### Given exercise
Write the number of lines holding the word "with", and nothing else.

#### Task inputs

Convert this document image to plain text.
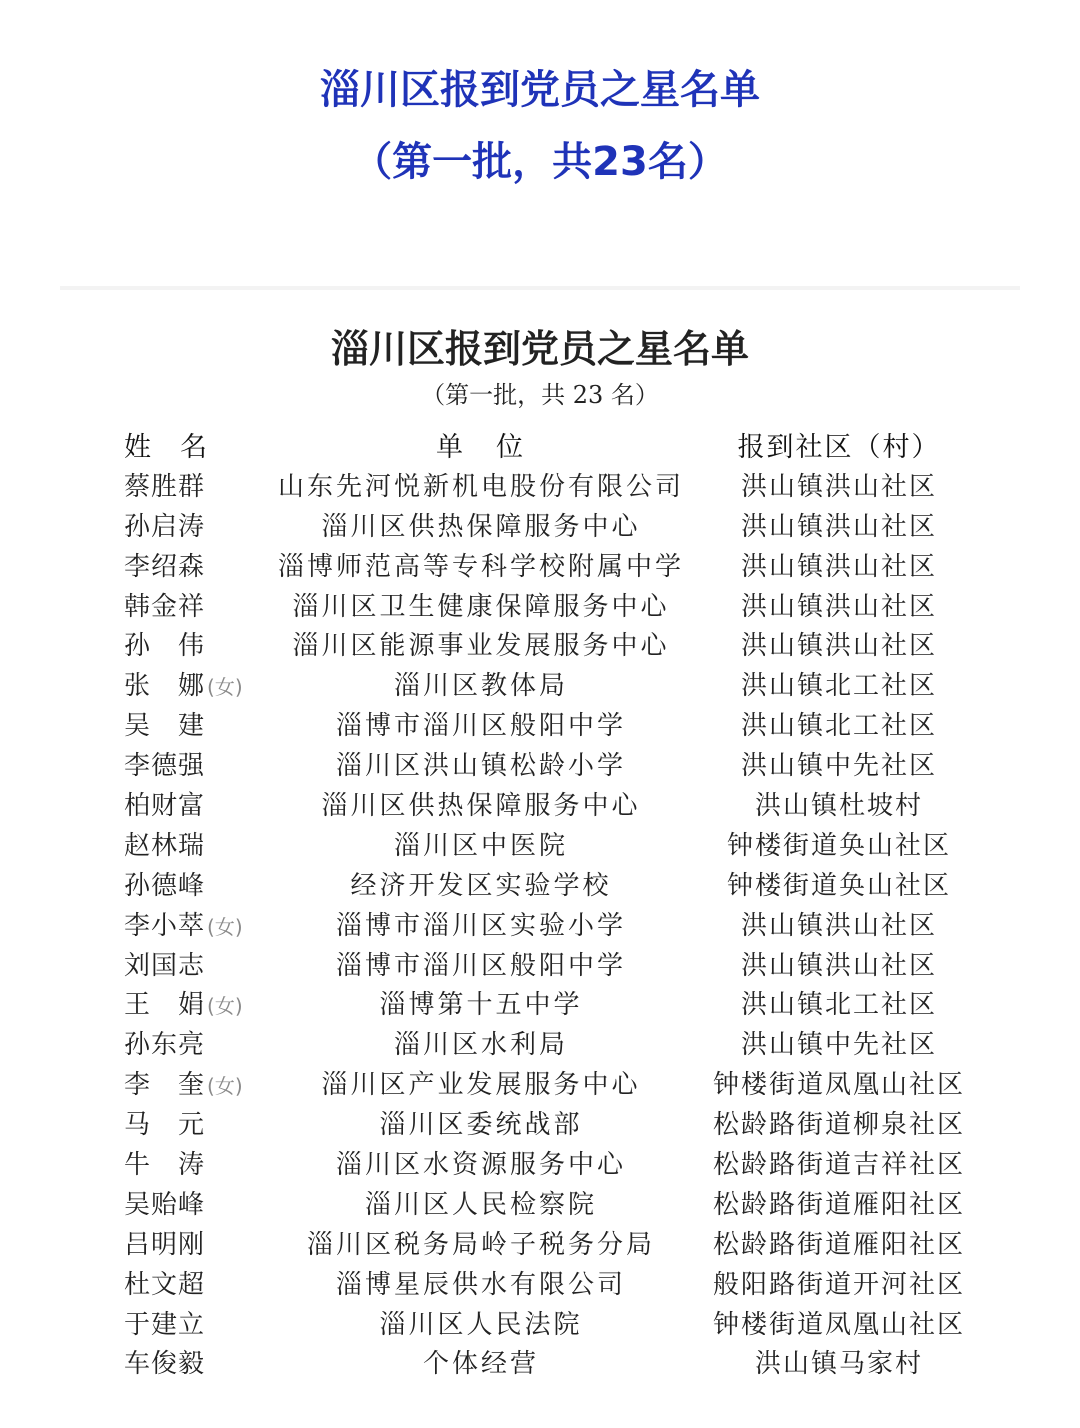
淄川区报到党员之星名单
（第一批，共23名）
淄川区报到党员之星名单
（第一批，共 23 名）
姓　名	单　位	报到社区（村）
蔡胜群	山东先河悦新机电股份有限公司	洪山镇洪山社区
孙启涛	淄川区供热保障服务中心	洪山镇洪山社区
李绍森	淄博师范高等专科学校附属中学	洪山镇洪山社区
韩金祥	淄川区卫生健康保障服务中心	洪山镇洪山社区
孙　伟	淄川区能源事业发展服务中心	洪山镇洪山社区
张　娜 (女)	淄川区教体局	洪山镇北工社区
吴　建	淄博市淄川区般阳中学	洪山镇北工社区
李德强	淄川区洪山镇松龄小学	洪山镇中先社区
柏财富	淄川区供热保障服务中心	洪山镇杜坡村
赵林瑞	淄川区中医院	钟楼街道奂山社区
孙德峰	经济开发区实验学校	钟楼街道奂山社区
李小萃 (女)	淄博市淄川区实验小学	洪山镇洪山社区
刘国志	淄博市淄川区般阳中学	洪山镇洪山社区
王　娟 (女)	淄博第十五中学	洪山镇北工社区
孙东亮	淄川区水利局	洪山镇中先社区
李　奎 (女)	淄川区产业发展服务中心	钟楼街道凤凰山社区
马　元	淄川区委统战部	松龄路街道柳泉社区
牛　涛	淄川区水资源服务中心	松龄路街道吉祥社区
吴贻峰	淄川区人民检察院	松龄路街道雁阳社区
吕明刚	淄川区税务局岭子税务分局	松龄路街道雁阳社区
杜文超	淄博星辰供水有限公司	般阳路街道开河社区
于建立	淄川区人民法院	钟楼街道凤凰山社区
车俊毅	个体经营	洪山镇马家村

########
#### Task inputs

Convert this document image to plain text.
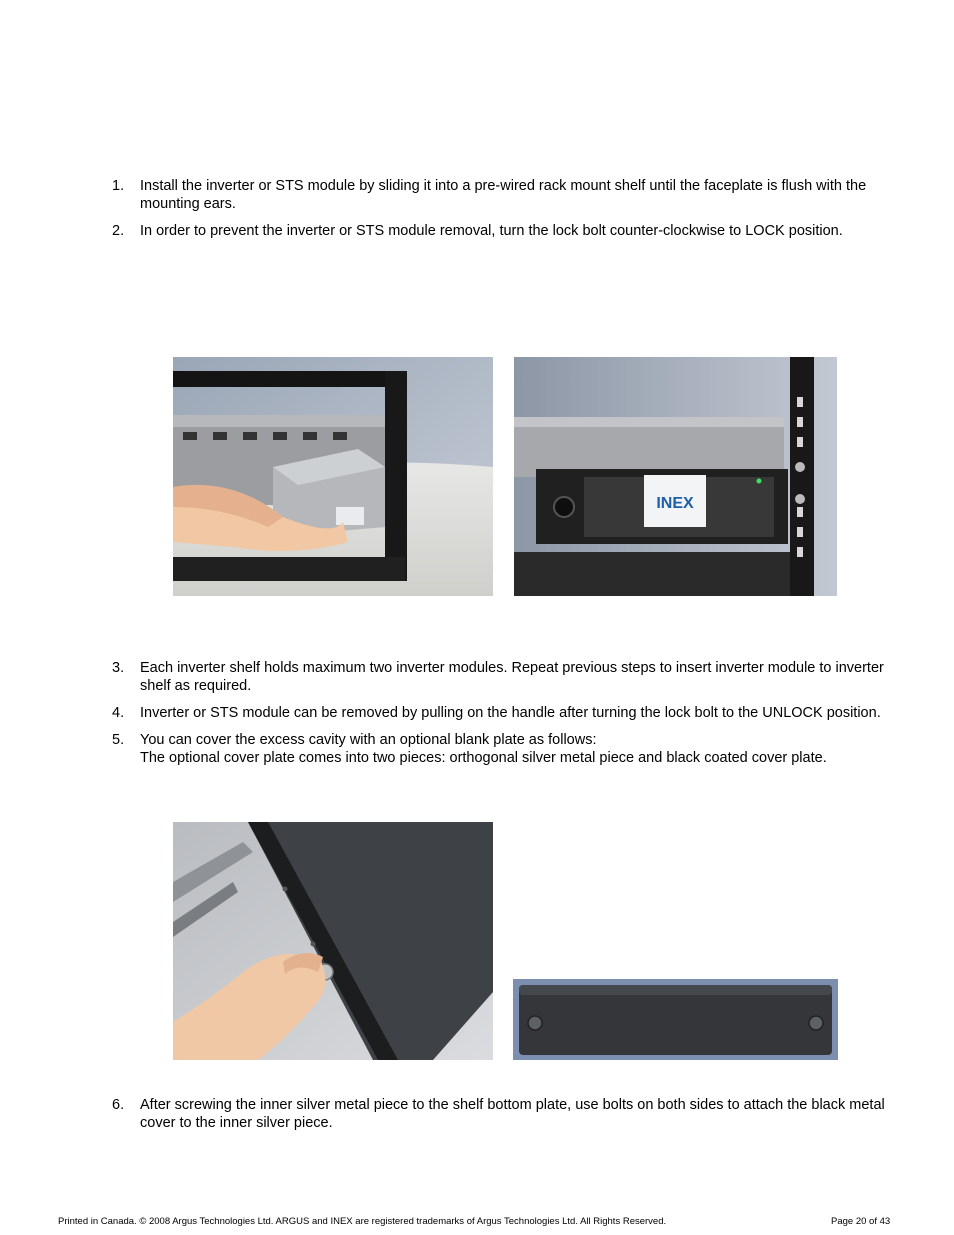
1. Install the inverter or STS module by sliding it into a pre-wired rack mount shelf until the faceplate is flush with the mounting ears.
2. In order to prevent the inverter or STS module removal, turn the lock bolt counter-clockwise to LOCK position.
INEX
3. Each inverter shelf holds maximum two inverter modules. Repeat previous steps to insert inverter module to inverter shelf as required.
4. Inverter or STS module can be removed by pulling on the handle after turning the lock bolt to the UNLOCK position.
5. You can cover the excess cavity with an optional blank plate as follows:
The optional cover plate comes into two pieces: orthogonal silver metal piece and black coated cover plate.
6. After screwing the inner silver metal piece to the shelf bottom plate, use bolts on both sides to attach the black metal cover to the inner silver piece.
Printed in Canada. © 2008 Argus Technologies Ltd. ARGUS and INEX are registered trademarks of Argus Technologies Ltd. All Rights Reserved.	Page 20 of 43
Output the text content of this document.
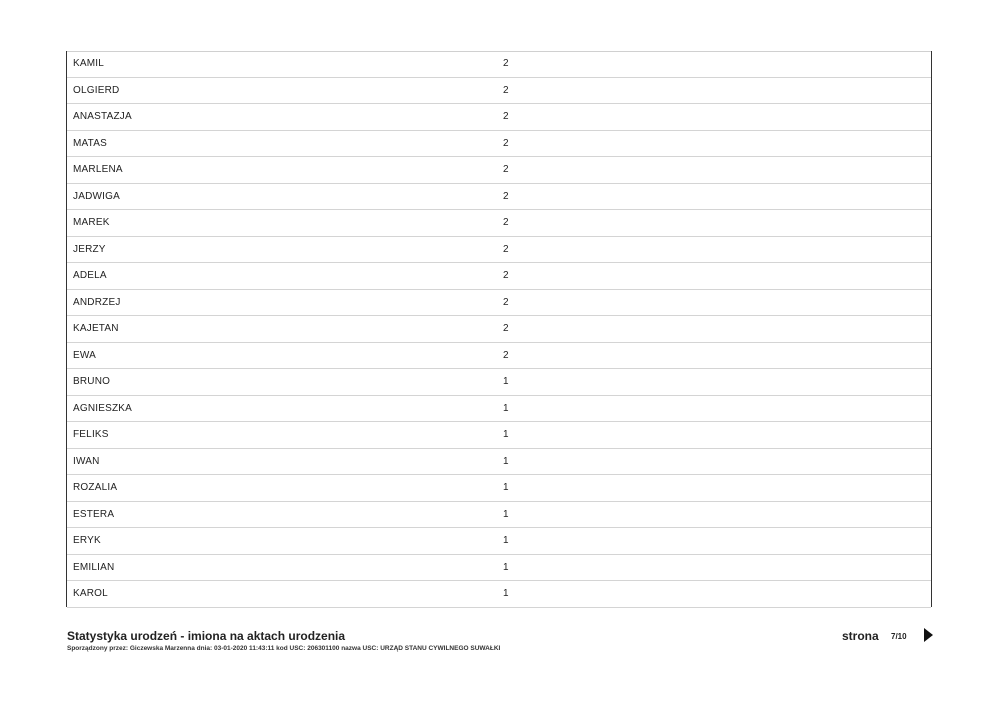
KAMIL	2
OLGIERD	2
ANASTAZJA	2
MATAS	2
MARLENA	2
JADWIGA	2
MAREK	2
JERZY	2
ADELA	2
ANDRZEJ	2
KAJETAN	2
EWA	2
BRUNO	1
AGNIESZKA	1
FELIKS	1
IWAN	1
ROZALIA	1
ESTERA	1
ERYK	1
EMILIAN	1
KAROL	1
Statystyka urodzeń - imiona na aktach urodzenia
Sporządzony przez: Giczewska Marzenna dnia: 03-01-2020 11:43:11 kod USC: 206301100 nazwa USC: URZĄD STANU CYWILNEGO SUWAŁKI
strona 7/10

########

### Written answer
2